***** AVAILABLE RECORDS
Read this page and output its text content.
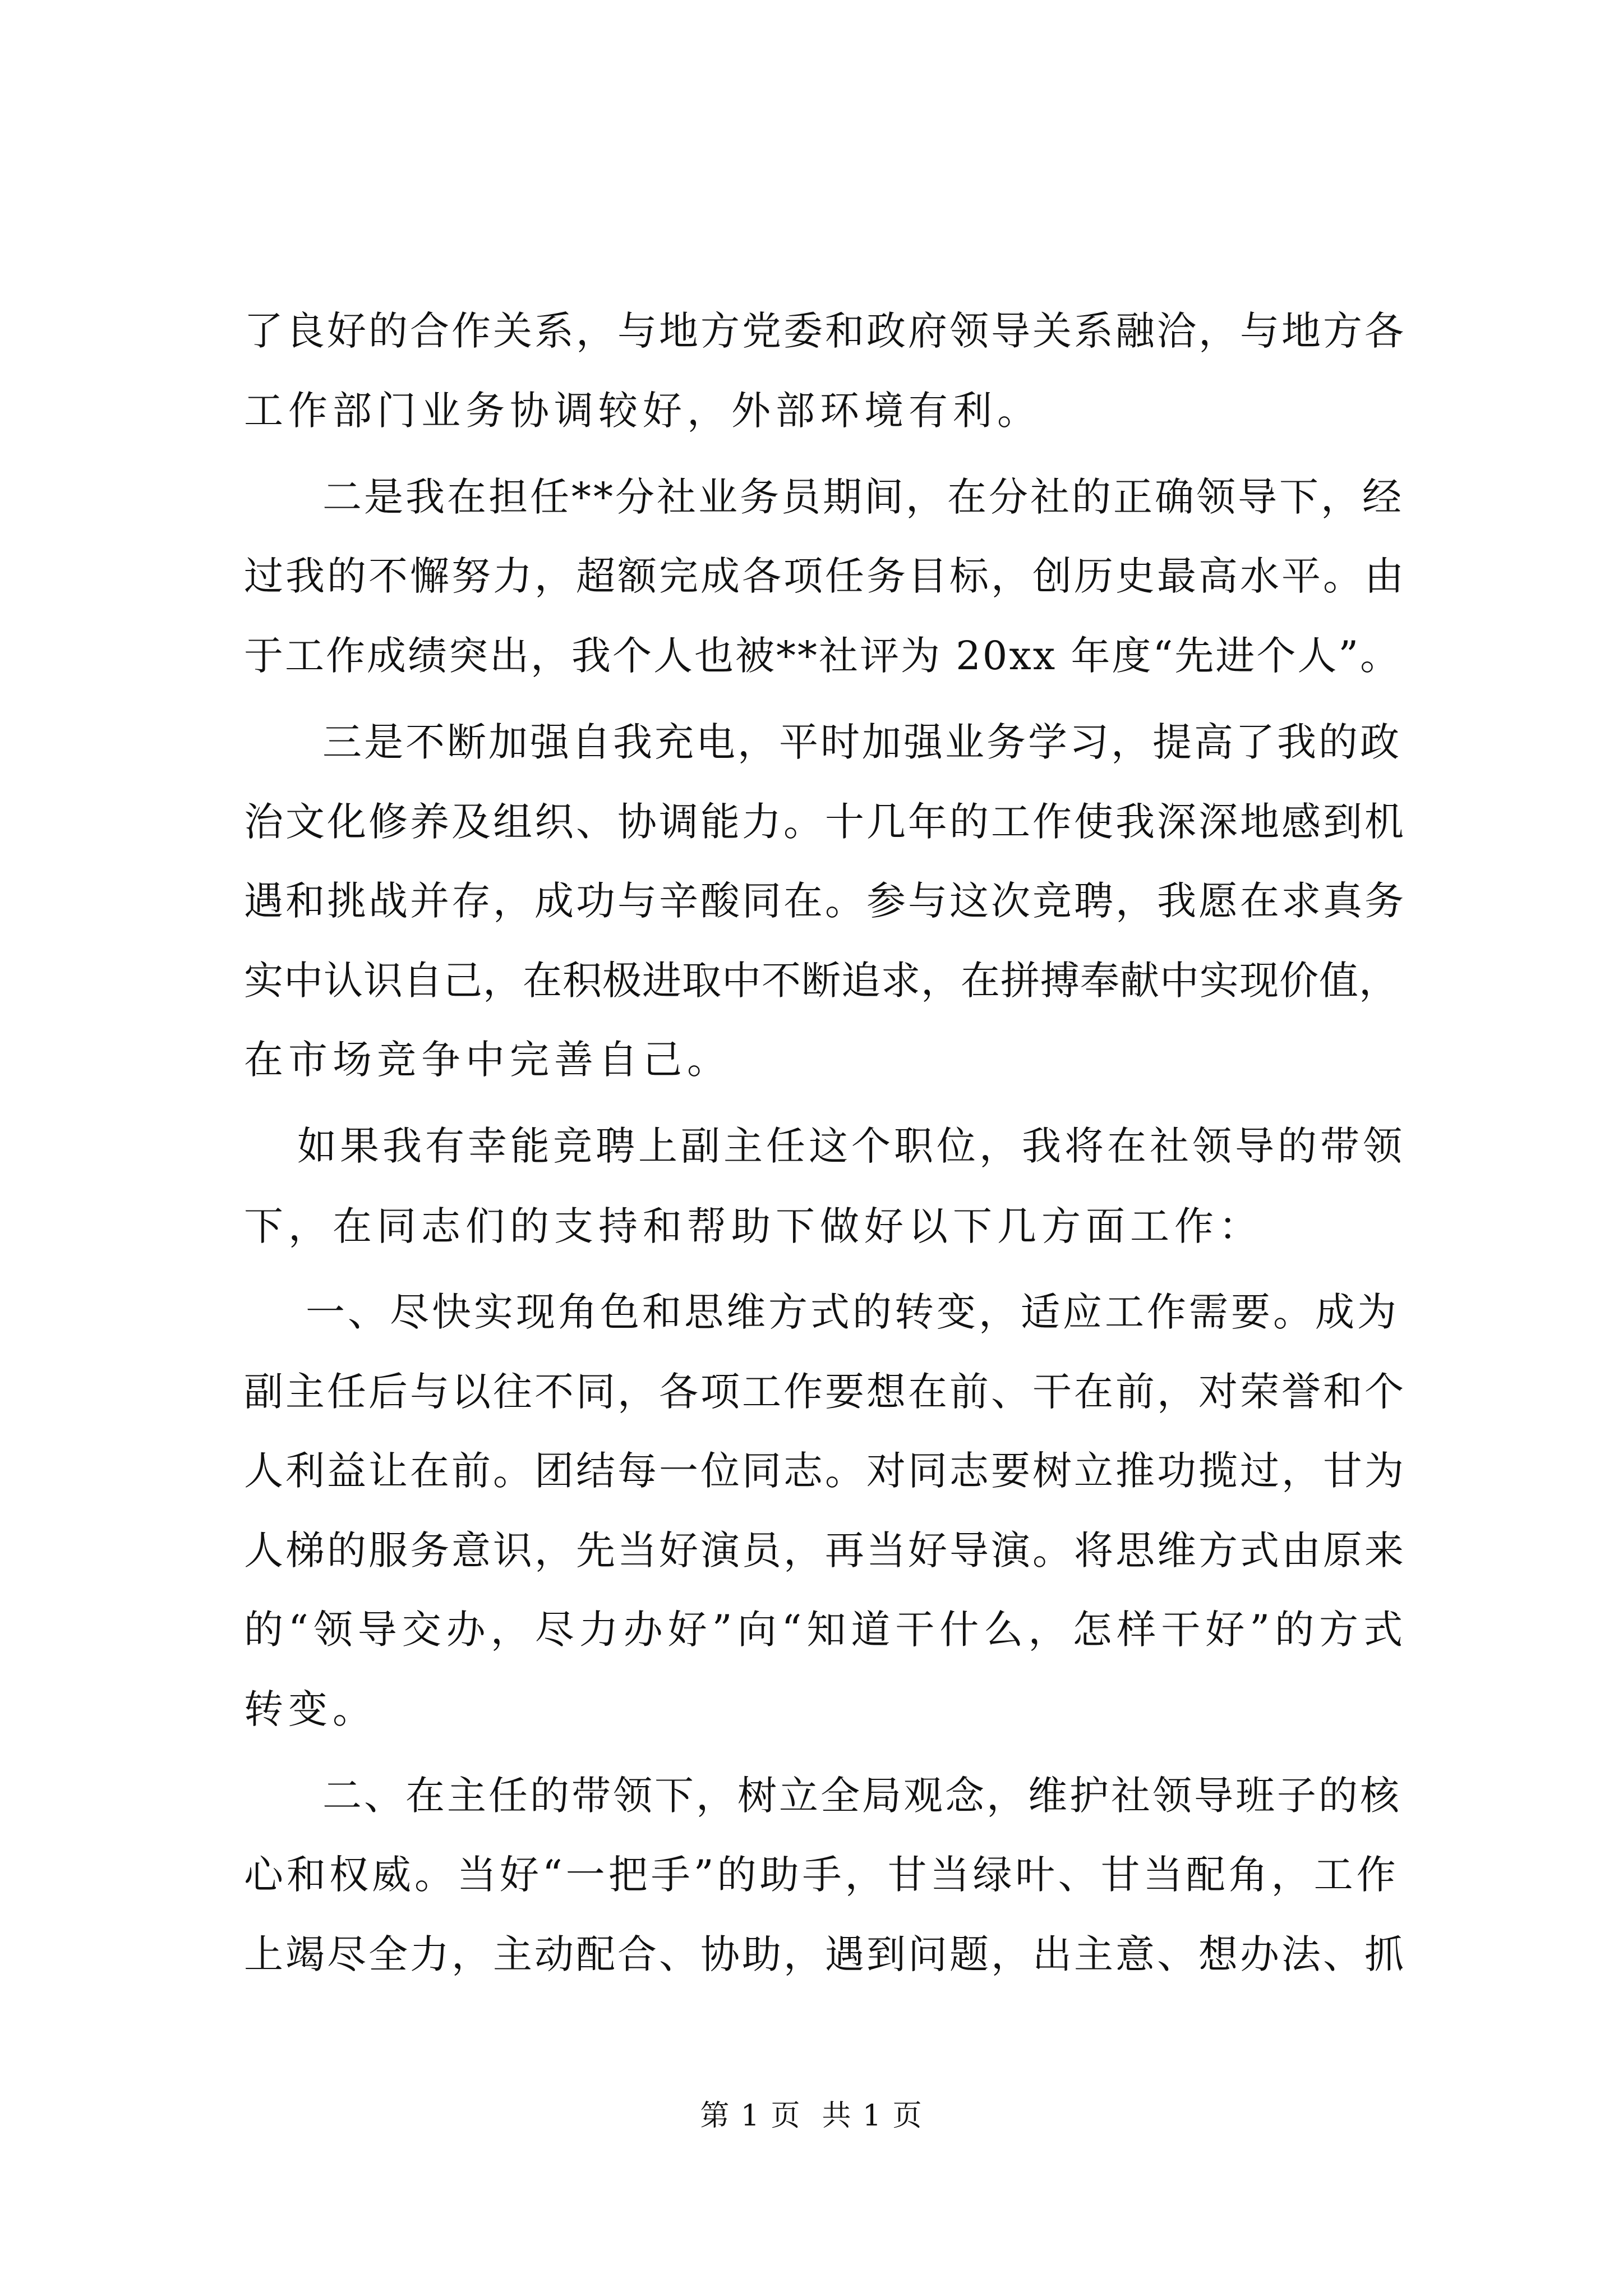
了良好的合作关系，与地方党委和政府领导关系融洽，与地方各
工作部门业务协调较好，外部环境有利。
二是我在担任**分社业务员期间，在分社的正确领导下，经
过我的不懈努力，超额完成各项任务目标，创历史最高水平。由
于工作成绩突出，我个人也被**社评为 20xx 年度“先进个人”。
三是不断加强自我充电，平时加强业务学习，提高了我的政
治文化修养及组织、协调能力。十几年的工作使我深深地感到机
遇和挑战并存，成功与辛酸同在。参与这次竞聘，我愿在求真务
实中认识自己，在积极进取中不断追求，在拼搏奉献中实现价值，
在市场竞争中完善自己。
如果我有幸能竞聘上副主任这个职位，我将在社领导的带领
下，在同志们的支持和帮助下做好以下几方面工作：
一、尽快实现角色和思维方式的转变，适应工作需要。成为
副主任后与以往不同，各项工作要想在前、干在前，对荣誉和个
人利益让在前。团结每一位同志。对同志要树立推功揽过，甘为
人梯的服务意识，先当好演员，再当好导演。将思维方式由原来
的“领导交办，尽力办好”向“知道干什么，怎样干好”的方式
转变。
二、在主任的带领下，树立全局观念，维护社领导班子的核
心和权威。当好“一把手”的助手，甘当绿叶、甘当配角，工作
上竭尽全力，主动配合、协助，遇到问题，出主意、想办法、抓
第 1 页  共 1 页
**********
THE REQUEST » Exclude the pictures and transcribe all of the entries exactly.

RESPONSE TO THIS TASK »
Read this page and output its text content.
了良好的合作关系，与地方党委和政府领导关系融洽，与地方各
工作部门业务协调较好，外部环境有利。
二是我在担任**分社业务员期间，在分社的正确领导下，经
过我的不懈努力，超额完成各项任务目标，创历史最高水平。由
于工作成绩突出，我个人也被**社评为 20xx 年度“先进个人”。
三是不断加强自我充电，平时加强业务学习，提高了我的政
治文化修养及组织、协调能力。十几年的工作使我深深地感到机
遇和挑战并存，成功与辛酸同在。参与这次竞聘，我愿在求真务
实中认识自己，在积极进取中不断追求，在拼搏奉献中实现价值，
在市场竞争中完善自己。
如果我有幸能竞聘上副主任这个职位，我将在社领导的带领
下，在同志们的支持和帮助下做好以下几方面工作：
一、尽快实现角色和思维方式的转变，适应工作需要。成为
副主任后与以往不同，各项工作要想在前、干在前，对荣誉和个
人利益让在前。团结每一位同志。对同志要树立推功揽过，甘为
人梯的服务意识，先当好演员，再当好导演。将思维方式由原来
的“领导交办，尽力办好”向“知道干什么，怎样干好”的方式
转变。
二、在主任的带领下，树立全局观念，维护社领导班子的核
心和权威。当好“一把手”的助手，甘当绿叶、甘当配角，工作
上竭尽全力，主动配合、协助，遇到问题，出主意、想办法、抓
第 1 页  共 1 页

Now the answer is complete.